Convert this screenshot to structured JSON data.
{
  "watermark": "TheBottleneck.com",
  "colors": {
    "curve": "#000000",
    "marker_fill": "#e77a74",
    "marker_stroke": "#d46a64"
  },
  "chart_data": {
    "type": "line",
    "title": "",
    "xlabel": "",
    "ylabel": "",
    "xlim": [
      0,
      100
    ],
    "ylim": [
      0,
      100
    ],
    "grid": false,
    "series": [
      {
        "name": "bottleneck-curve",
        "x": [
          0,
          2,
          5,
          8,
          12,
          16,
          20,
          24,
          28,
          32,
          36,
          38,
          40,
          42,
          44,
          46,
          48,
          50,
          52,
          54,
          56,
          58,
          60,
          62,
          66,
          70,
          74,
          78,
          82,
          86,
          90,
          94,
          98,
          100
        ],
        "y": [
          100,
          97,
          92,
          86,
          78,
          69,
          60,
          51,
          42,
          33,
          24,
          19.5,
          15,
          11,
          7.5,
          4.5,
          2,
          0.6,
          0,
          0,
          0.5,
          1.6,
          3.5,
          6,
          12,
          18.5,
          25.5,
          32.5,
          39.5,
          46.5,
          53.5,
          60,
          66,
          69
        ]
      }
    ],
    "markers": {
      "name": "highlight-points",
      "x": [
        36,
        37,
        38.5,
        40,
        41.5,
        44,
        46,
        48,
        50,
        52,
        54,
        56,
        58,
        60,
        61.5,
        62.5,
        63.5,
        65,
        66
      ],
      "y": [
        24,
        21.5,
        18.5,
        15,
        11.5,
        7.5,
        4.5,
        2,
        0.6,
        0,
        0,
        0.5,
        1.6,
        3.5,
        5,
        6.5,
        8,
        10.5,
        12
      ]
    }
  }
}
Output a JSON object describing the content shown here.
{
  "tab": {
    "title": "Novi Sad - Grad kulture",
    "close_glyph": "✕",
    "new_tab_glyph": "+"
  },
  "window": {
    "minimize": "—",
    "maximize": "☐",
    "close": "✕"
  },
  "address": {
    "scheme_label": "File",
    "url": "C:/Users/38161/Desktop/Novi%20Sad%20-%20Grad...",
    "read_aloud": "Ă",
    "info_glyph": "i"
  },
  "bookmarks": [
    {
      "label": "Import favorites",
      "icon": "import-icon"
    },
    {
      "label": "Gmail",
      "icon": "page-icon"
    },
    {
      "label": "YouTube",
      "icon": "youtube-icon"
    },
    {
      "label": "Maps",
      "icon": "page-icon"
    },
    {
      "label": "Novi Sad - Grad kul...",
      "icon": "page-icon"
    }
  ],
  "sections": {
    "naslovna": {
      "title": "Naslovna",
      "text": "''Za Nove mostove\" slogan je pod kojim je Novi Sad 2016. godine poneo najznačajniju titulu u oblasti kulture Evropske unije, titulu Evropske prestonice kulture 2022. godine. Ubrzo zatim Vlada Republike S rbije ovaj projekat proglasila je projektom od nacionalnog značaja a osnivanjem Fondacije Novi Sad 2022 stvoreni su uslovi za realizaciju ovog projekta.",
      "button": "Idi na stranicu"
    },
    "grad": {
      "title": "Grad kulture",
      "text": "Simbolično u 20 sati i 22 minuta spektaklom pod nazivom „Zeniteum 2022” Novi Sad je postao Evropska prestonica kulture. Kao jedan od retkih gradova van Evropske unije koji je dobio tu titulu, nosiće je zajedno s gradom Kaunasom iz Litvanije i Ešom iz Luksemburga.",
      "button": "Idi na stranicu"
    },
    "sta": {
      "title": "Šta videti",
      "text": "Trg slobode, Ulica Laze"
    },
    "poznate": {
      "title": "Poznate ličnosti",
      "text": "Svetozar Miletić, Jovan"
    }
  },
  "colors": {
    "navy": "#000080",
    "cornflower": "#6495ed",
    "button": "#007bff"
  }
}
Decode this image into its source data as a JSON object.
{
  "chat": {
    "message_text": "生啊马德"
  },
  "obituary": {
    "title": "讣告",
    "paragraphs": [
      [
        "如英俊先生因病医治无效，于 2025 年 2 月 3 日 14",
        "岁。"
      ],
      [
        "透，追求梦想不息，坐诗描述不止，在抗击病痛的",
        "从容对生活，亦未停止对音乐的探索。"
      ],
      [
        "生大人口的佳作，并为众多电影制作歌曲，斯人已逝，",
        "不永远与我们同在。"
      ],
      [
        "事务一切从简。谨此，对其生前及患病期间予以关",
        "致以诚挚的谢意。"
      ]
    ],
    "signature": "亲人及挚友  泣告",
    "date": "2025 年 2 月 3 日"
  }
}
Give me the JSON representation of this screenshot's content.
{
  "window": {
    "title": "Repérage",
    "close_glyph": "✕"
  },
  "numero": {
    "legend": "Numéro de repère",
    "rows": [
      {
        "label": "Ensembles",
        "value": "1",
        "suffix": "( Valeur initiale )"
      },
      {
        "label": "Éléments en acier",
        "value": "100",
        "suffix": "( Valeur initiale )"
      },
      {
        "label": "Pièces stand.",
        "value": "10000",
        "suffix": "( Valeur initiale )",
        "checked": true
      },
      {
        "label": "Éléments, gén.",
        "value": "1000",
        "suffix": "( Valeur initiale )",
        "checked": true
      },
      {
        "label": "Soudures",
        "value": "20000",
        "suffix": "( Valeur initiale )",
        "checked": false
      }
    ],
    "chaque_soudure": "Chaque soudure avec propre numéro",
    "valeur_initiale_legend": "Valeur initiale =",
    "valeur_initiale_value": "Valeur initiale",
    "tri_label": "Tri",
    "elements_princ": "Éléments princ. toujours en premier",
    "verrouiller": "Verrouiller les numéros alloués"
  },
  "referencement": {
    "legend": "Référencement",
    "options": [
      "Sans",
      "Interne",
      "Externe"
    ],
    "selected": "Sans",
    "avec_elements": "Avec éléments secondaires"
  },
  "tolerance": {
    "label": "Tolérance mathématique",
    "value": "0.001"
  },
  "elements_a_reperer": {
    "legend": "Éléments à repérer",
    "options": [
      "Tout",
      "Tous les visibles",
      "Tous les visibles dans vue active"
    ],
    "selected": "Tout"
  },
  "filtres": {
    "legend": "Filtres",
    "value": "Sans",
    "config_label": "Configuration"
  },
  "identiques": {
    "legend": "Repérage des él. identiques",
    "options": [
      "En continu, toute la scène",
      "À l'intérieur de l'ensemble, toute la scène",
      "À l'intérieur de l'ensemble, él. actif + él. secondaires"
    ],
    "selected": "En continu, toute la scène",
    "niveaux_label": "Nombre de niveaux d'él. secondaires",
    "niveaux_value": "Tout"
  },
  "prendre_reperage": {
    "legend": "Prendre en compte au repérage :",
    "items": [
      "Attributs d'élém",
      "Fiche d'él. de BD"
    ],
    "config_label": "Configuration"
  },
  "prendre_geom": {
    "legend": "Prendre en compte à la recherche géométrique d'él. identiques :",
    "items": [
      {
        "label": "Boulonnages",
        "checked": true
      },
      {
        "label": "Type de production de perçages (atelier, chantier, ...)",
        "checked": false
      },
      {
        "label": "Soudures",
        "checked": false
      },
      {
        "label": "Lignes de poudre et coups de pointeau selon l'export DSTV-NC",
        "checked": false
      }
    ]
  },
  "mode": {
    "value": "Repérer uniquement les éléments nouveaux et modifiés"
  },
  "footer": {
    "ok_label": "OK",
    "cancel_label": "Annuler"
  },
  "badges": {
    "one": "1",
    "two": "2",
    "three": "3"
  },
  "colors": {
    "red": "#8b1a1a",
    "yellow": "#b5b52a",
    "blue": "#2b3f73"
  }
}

+ + + + + + +

### REQUIREMENT
Return the lines above exactly, keeping every word.

### WRITTEN ANSWER
Convert this screenshot to structured JSON data.
{
  "watermark": "TheBottleneck.com",
  "colors": {
    "curve": "#000000",
    "marker_fill": "#e77a74",
    "marker_stroke": "#d46a64"
  },
  "chart_data": {
    "type": "line",
    "title": "",
    "xlabel": "",
    "ylabel": "",
    "xlim": [
      0,
      100
    ],
    "ylim": [
      0,
      100
    ],
    "grid": false,
    "series": [
      {
        "name": "bottleneck-curve",
        "x": [
          0,
          2,
          5,
          8,
          12,
          16,
          20,
          24,
          28,
          32,
          36,
          38,
          40,
          42,
          44,
          46,
          48,
          50,
          52,
          54,
          56,
          58,
          60,
          62,
          66,
          70,
          74,
          78,
          82,
          86,
          90,
          94,
          98,
          100
        ],
        "y": [
          100,
          97,
          92,
          86,
          78,
          69,
          60,
          51,
          42,
          33,
          24,
          19.5,
          15,
          11,
          7.5,
          4.5,
          2,
          0.6,
          0,
          0,
          0.5,
          1.6,
          3.5,
          6,
          12,
          18.5,
          25.5,
          32.5,
          39.5,
          46.5,
          53.5,
          60,
          66,
          69
        ]
      }
    ],
    "markers": {
      "name": "highlight-points",
      "x": [
        36,
        37,
        38.5,
        40,
        41.5,
        44,
        46,
        48,
        50,
        52,
        54,
        56,
        58,
        60,
        61.5,
        62.5,
        63.5,
        65,
        66
      ],
      "y": [
        24,
        21.5,
        18.5,
        15,
        11.5,
        7.5,
        4.5,
        2,
        0.6,
        0,
        0,
        0.5,
        1.6,
        3.5,
        5,
        6.5,
        8,
        10.5,
        12
      ]
    }
  }
}
Output a JSON object describing the content shown here.
{
  "tab": {
    "title": "Novi Sad - Grad kulture",
    "close_glyph": "✕",
    "new_tab_glyph": "+"
  },
  "window": {
    "minimize": "—",
    "maximize": "☐",
    "close": "✕"
  },
  "address": {
    "scheme_label": "File",
    "url": "C:/Users/38161/Desktop/Novi%20Sad%20-%20Grad...",
    "read_aloud": "Ă",
    "info_glyph": "i"
  },
  "bookmarks": [
    {
      "label": "Import favorites",
      "icon": "import-icon"
    },
    {
      "label": "Gmail",
      "icon": "page-icon"
    },
    {
      "label": "YouTube",
      "icon": "youtube-icon"
    },
    {
      "label": "Maps",
      "icon": "page-icon"
    },
    {
      "label": "Novi Sad - Grad kul...",
      "icon": "page-icon"
    }
  ],
  "sections": {
    "naslovna": {
      "title": "Naslovna",
      "text": "''Za Nove mostove\" slogan je pod kojim je Novi Sad 2016. godine poneo najznačajniju titulu u oblasti kulture Evropske unije, titulu Evropske prestonice kulture 2022. godine. Ubrzo zatim Vlada Republike S rbije ovaj projekat proglasila je projektom od nacionalnog značaja a osnivanjem Fondacije Novi Sad 2022 stvoreni su uslovi za realizaciju ovog projekta.",
      "button": "Idi na stranicu"
    },
    "grad": {
      "title": "Grad kulture",
      "text": "Simbolično u 20 sati i 22 minuta spektaklom pod nazivom „Zeniteum 2022” Novi Sad je postao Evropska prestonica kulture. Kao jedan od retkih gradova van Evropske unije koji je dobio tu titulu, nosiće je zajedno s gradom Kaunasom iz Litvanije i Ešom iz Luksemburga.",
      "button": "Idi na stranicu"
    },
    "sta": {
      "title": "Šta videti",
      "text": "Trg slobode, Ulica Laze"
    },
    "poznate": {
      "title": "Poznate ličnosti",
      "text": "Svetozar Miletić, Jovan"
    }
  },
  "colors": {
    "navy": "#000080",
    "cornflower": "#6495ed",
    "button": "#007bff"
  }
}
Decode this image into its source data as a JSON object.
{
  "chat": {
    "message_text": "生啊马德"
  },
  "obituary": {
    "title": "讣告",
    "paragraphs": [
      [
        "如英俊先生因病医治无效，于 2025 年 2 月 3 日 14",
        "岁。"
      ],
      [
        "透，追求梦想不息，坐诗描述不止，在抗击病痛的",
        "从容对生活，亦未停止对音乐的探索。"
      ],
      [
        "生大人口的佳作，并为众多电影制作歌曲，斯人已逝，",
        "不永远与我们同在。"
      ],
      [
        "事务一切从简。谨此，对其生前及患病期间予以关",
        "致以诚挚的谢意。"
      ]
    ],
    "signature": "亲人及挚友  泣告",
    "date": "2025 年 2 月 3 日"
  }
}
Give me the JSON representation of this screenshot's content.
{
  "window": {
    "title": "Repérage",
    "close_glyph": "✕"
  },
  "numero": {
    "legend": "Numéro de repère",
    "rows": [
      {
        "label": "Ensembles",
        "value": "1",
        "suffix": "( Valeur initiale )"
      },
      {
        "label": "Éléments en acier",
        "value": "100",
        "suffix": "( Valeur initiale )"
      },
      {
        "label": "Pièces stand.",
        "value": "10000",
        "suffix": "( Valeur initiale )",
        "checked": true
      },
      {
        "label": "Éléments, gén.",
        "value": "1000",
        "suffix": "( Valeur initiale )",
        "checked": true
      },
      {
        "label": "Soudures",
        "value": "20000",
        "suffix": "( Valeur initiale )",
        "checked": false
      }
    ],
    "chaque_soudure": "Chaque soudure avec propre numéro",
    "valeur_initiale_legend": "Valeur initiale =",
    "valeur_initiale_value": "Valeur initiale",
    "tri_label": "Tri",
    "elements_princ": "Éléments princ. toujours en premier",
    "verrouiller": "Verrouiller les numéros alloués"
  },
  "referencement": {
    "legend": "Référencement",
    "options": [
      "Sans",
      "Interne",
      "Externe"
    ],
    "selected": "Sans",
    "avec_elements": "Avec éléments secondaires"
  },
  "tolerance": {
    "label": "Tolérance mathématique",
    "value": "0.001"
  },
  "elements_a_reperer": {
    "legend": "Éléments à repérer",
    "options": [
      "Tout",
      "Tous les visibles",
      "Tous les visibles dans vue active"
    ],
    "selected": "Tout"
  },
  "filtres": {
    "legend": "Filtres",
    "value": "Sans",
    "config_label": "Configuration"
  },
  "identiques": {
    "legend": "Repérage des él. identiques",
    "options": [
      "En continu, toute la scène",
      "À l'intérieur de l'ensemble, toute la scène",
      "À l'intérieur de l'ensemble, él. actif + él. secondaires"
    ],
    "selected": "En continu, toute la scène",
    "niveaux_label": "Nombre de niveaux d'él. secondaires",
    "niveaux_value": "Tout"
  },
  "prendre_reperage": {
    "legend": "Prendre en compte au repérage :",
    "items": [
      "Attributs d'élém",
      "Fiche d'él. de BD"
    ],
    "config_label": "Configuration"
  },
  "prendre_geom": {
    "legend": "Prendre en compte à la recherche géométrique d'él. identiques :",
    "items": [
      {
        "label": "Boulonnages",
        "checked": true
      },
      {
        "label": "Type de production de perçages (atelier, chantier, ...)",
        "checked": false
      },
      {
        "label": "Soudures",
        "checked": false
      },
      {
        "label": "Lignes de poudre et coups de pointeau selon l'export DSTV-NC",
        "checked": false
      }
    ]
  },
  "mode": {
    "value": "Repérer uniquement les éléments nouveaux et modifiés"
  },
  "footer": {
    "ok_label": "OK",
    "cancel_label": "Annuler"
  },
  "badges": {
    "one": "1",
    "two": "2",
    "three": "3"
  },
  "colors": {
    "red": "#8b1a1a",
    "yellow": "#b5b52a",
    "blue": "#2b3f73"
  }
}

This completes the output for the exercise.